* Recorded data
## START
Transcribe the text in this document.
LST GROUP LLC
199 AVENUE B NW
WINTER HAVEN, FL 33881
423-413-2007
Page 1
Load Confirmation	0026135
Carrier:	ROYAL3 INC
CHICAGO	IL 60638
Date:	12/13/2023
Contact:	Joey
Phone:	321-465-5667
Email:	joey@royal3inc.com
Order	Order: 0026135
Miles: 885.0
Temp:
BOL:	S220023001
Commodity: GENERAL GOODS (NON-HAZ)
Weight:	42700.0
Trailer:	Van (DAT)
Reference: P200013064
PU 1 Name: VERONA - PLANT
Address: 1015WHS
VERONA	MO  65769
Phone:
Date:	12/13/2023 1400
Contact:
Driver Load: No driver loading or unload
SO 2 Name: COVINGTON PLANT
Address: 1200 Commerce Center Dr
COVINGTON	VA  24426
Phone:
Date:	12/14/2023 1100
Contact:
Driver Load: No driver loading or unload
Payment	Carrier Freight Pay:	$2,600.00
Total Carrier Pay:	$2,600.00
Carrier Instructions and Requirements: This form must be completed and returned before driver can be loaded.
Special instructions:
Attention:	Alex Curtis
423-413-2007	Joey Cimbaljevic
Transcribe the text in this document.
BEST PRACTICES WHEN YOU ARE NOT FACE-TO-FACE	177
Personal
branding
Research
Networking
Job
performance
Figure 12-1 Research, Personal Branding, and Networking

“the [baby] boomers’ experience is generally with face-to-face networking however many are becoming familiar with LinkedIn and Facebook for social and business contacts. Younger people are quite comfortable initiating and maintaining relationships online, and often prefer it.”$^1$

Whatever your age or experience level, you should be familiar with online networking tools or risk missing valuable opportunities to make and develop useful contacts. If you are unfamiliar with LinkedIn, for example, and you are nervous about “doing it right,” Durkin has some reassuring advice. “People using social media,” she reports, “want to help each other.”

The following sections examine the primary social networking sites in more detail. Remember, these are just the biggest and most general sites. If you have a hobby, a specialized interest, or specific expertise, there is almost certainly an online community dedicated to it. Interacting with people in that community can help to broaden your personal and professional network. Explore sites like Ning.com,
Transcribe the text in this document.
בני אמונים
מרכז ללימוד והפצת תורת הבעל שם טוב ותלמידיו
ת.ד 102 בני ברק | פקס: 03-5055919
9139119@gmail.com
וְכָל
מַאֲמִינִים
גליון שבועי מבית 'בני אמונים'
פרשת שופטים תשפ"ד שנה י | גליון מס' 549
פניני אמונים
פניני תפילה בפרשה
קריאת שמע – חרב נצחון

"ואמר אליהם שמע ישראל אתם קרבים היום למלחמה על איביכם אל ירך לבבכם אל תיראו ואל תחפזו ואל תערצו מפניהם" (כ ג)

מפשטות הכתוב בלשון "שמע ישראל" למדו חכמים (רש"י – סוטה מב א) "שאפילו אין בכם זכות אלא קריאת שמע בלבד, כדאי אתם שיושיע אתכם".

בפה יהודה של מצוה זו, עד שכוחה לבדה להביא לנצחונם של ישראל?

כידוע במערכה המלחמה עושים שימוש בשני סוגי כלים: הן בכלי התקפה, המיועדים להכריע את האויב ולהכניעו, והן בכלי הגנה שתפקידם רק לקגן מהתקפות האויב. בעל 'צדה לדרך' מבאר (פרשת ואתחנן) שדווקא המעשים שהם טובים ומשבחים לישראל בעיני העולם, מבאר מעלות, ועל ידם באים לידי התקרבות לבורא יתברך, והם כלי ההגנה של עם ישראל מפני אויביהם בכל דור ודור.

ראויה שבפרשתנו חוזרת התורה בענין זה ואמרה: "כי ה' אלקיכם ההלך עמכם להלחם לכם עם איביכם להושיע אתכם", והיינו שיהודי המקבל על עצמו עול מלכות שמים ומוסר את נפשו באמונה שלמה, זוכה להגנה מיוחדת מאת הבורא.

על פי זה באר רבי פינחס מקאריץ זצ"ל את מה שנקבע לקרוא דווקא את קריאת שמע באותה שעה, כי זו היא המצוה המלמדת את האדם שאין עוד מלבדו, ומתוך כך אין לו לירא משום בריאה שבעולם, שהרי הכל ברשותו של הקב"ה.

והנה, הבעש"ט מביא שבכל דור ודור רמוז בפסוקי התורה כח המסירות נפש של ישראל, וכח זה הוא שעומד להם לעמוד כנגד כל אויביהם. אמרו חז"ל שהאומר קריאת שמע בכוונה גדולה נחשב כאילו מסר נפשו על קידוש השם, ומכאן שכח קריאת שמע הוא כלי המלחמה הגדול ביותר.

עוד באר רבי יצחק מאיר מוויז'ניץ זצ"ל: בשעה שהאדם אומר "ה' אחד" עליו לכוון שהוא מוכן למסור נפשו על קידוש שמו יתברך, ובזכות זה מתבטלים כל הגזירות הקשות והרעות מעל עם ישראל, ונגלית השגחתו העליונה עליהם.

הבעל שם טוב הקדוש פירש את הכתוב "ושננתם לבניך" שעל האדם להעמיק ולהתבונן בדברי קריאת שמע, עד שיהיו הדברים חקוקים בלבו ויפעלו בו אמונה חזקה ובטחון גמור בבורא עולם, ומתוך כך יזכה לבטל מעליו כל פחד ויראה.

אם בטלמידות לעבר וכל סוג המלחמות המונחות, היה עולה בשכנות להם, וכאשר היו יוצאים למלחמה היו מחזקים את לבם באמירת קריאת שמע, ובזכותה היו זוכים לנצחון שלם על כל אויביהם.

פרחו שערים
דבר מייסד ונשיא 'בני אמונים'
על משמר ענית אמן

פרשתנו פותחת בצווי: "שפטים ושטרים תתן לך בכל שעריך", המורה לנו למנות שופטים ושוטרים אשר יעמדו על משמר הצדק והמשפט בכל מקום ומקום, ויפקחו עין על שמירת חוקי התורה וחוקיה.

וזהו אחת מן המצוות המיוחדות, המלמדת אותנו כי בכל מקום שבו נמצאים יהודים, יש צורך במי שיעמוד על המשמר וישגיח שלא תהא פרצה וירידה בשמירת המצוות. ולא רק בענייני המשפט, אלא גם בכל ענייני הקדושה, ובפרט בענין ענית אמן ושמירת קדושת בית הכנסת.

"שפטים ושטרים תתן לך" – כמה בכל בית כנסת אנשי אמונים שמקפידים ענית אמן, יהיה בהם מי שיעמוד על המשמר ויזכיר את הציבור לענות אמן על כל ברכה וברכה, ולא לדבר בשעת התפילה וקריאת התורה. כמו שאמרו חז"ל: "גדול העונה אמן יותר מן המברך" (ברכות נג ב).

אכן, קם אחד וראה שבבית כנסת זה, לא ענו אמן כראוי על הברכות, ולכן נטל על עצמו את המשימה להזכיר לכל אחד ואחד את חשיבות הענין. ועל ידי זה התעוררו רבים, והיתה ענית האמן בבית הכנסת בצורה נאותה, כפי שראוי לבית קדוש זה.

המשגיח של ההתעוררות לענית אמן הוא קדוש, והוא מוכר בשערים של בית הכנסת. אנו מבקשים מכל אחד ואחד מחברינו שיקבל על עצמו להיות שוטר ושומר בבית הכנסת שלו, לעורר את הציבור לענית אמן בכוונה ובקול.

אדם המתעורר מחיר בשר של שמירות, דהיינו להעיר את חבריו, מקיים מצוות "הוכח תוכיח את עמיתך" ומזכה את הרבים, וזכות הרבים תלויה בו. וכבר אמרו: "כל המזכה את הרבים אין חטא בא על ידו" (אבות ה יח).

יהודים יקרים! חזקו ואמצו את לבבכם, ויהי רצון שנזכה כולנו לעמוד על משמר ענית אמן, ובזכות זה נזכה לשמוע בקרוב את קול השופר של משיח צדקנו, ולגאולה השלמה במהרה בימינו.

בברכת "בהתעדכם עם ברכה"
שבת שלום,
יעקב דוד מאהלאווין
## END
* WORK TO DO
Check each line of the records above for the string "ישראל", and report every line that has it.

* SOLUTION
"ואמר אליהם שמע ישראל אתם קרבים היום למלחמה על איביכם אל ירך לבבכם אל תיראו ואל תחפזו ואל תערצו מפניהם" (כ ג)
מפשטות הכתוב בלשון "שמע ישראל" למדו חכמים (רש"י – סוטה מב א) "שאפילו אין בכם זכות אלא קריאת שמע בלבד, כדאי אתם שיושיע אתכם".
בפה יהודה של מצוה זו, עד שכוחה לבדה להביא לנצחונם של ישראל?
כידוע במערכה המלחמה עושים שימוש בשני סוגי כלים: הן בכלי התקפה, המיועדים להכריע את האויב ולהכניעו, והן בכלי הגנה שתפקידם רק לקגן מהתקפות האויב. בעל 'צדה לדרך' מבאר (פרשת ואתחנן) שדווקא המעשים שהם טובים ומשבחים לישראל בעיני העולם, מבאר מעלות, ועל ידם באים לידי התקרבות לבורא יתברך, והם כלי ההגנה של עם ישראל מפני אויביהם בכל דור ודור.
והנה, הבעש"ט מביא שבכל דור ודור רמוז בפסוקי התורה כח המסירות נפש של ישראל, וכח זה הוא שעומד להם לעמוד כנגד כל אויביהם. אמרו חז"ל שהאומר קריאת שמע בכוונה גדולה נחשב כאילו מסר נפשו על קידוש השם, ומכאן שכח קריאת שמע הוא כלי המלחמה הגדול ביותר.
עוד באר רבי יצחק מאיר מוויז'ניץ זצ"ל: בשעה שהאדם אומר "ה' אחד" עליו לכוון שהוא מוכן למסור נפשו על קידוש שמו יתברך, ובזכות זה מתבטלים כל הגזירות הקשות והרעות מעל עם ישראל, ונגלית השגחתו העליונה עליהם.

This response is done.